Dataset items
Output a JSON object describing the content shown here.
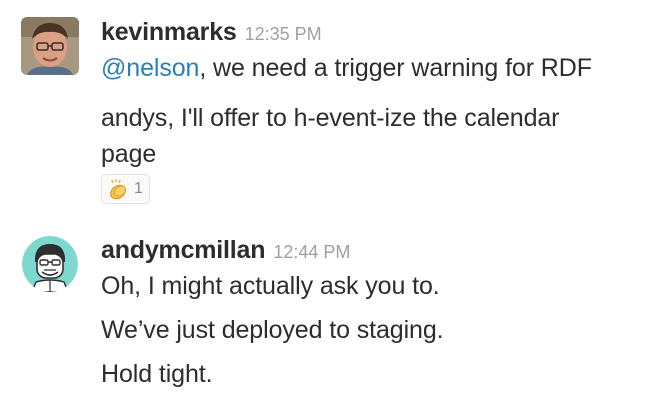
{
  "messages": [
    {
      "username": "kevinmarks",
      "timestamp": "12:35 PM",
      "avatar": "photo-avatar",
      "lines": [
        {
          "mention": "@nelson",
          "text": ", we need a trigger warning for RDF"
        },
        {
          "text": "andys, I'll offer to h-event-ize the calendar page"
        }
      ],
      "reaction": {
        "emoji": "clapping-hands-icon",
        "count": "1"
      }
    },
    {
      "username": "andymcmillan",
      "timestamp": "12:44 PM",
      "avatar": "illustrated-avatar",
      "lines": [
        {
          "text": "Oh, I might actually ask you to."
        },
        {
          "text": "We’ve just deployed to staging."
        },
        {
          "text": "Hold tight."
        }
      ]
    }
  ],
  "colors": {
    "mention": "#2a80b9",
    "timestamp": "#a0a0a2",
    "text": "#2c2d30",
    "avatar_circle": "#7dd9cf"
  }
}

• [Brief]:
Transcribe every line in the entries above, taking out only the images.

• [Response]:
Output a JSON object describing the content shown here.
{
  "messages": [
    {
      "username": "kevinmarks",
      "timestamp": "12:35 PM",
      "avatar": "photo-avatar",
      "lines": [
        {
          "mention": "@nelson",
          "text": ", we need a trigger warning for RDF"
        },
        {
          "text": "andys, I'll offer to h-event-ize the calendar page"
        }
      ],
      "reaction": {
        "emoji": "clapping-hands-icon",
        "count": "1"
      }
    },
    {
      "username": "andymcmillan",
      "timestamp": "12:44 PM",
      "avatar": "illustrated-avatar",
      "lines": [
        {
          "text": "Oh, I might actually ask you to."
        },
        {
          "text": "We’ve just deployed to staging."
        },
        {
          "text": "Hold tight."
        }
      ]
    }
  ],
  "colors": {
    "mention": "#2a80b9",
    "timestamp": "#a0a0a2",
    "text": "#2c2d30",
    "avatar_circle": "#7dd9cf"
  }
}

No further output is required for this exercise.